**DIRECTIONS FOR THIS TASK:** Copy all lines in which the word "pour" can be found.

**SUPPLIED RECORDS:**
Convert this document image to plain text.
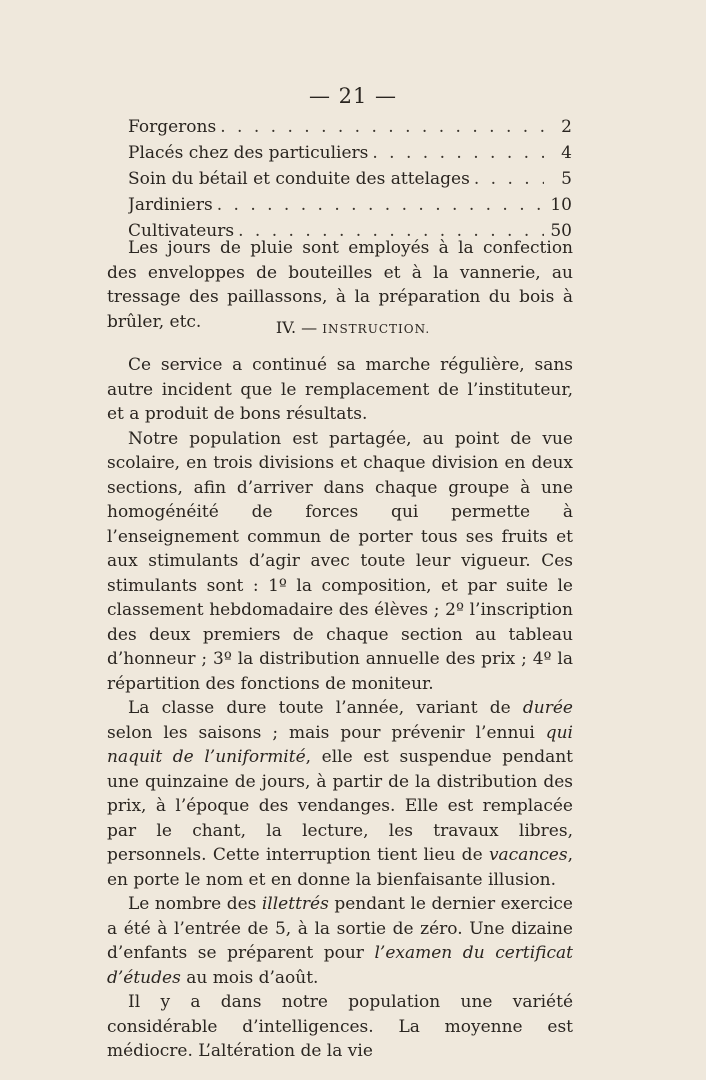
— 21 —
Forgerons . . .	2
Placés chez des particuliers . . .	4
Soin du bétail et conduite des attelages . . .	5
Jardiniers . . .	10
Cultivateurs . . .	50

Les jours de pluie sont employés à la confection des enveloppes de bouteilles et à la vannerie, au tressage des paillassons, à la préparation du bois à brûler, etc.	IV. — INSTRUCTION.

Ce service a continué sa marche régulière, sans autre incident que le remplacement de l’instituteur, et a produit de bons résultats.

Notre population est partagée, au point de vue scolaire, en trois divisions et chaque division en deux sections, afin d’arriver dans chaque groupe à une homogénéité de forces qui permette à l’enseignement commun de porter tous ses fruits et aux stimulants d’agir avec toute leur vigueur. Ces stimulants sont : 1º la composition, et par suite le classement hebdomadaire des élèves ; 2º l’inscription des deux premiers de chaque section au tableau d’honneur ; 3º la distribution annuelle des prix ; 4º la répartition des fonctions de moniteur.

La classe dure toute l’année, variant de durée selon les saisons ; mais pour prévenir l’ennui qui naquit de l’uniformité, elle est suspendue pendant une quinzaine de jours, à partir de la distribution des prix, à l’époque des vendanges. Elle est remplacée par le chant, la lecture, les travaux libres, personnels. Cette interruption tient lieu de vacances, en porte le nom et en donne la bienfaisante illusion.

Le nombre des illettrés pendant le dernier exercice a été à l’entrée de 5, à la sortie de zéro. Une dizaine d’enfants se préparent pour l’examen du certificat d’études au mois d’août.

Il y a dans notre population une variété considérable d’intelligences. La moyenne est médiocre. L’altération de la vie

...

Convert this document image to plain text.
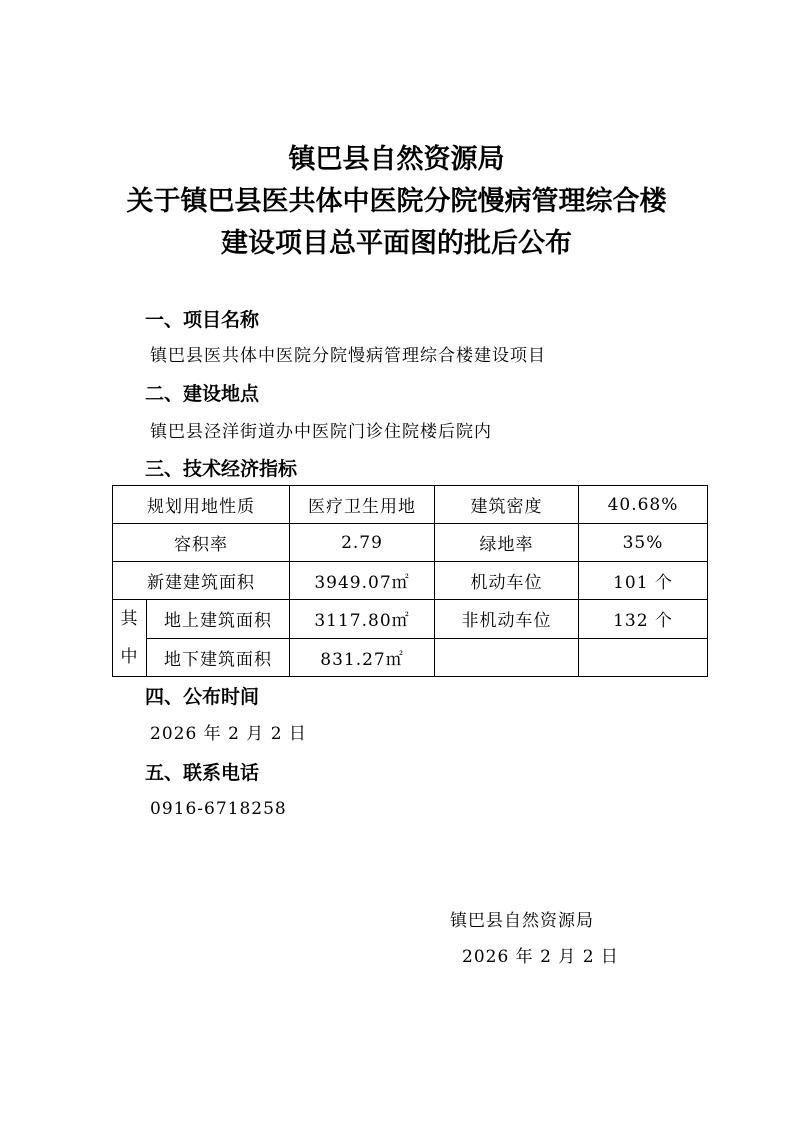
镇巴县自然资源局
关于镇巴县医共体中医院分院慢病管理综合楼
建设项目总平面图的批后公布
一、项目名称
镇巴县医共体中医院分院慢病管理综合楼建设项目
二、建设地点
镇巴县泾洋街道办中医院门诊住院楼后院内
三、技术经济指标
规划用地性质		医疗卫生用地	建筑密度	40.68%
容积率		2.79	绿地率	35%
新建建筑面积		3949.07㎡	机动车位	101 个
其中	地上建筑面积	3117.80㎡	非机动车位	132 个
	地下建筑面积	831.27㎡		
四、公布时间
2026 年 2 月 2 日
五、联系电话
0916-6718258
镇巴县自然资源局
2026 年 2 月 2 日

**RESPONSE:**
La classe dure toute l’année, variant de durée selon les saisons ; mais pour prévenir l’ennui qui naquit de l’uniformité, elle est suspendue pendant une quinzaine de jours, à partir de la distribution des prix, à l’époque des vendanges. Elle est remplacée par le chant, la lecture, les travaux libres, personnels. Cette interruption tient lieu de vacances, en porte le nom et en donne la bienfaisante illusion.
Le nombre des illettrés pendant le dernier exercice a été à l’entrée de 5, à la sortie de zéro. Une dizaine d’enfants se préparent pour l’examen du certificat d’études au mois d’août.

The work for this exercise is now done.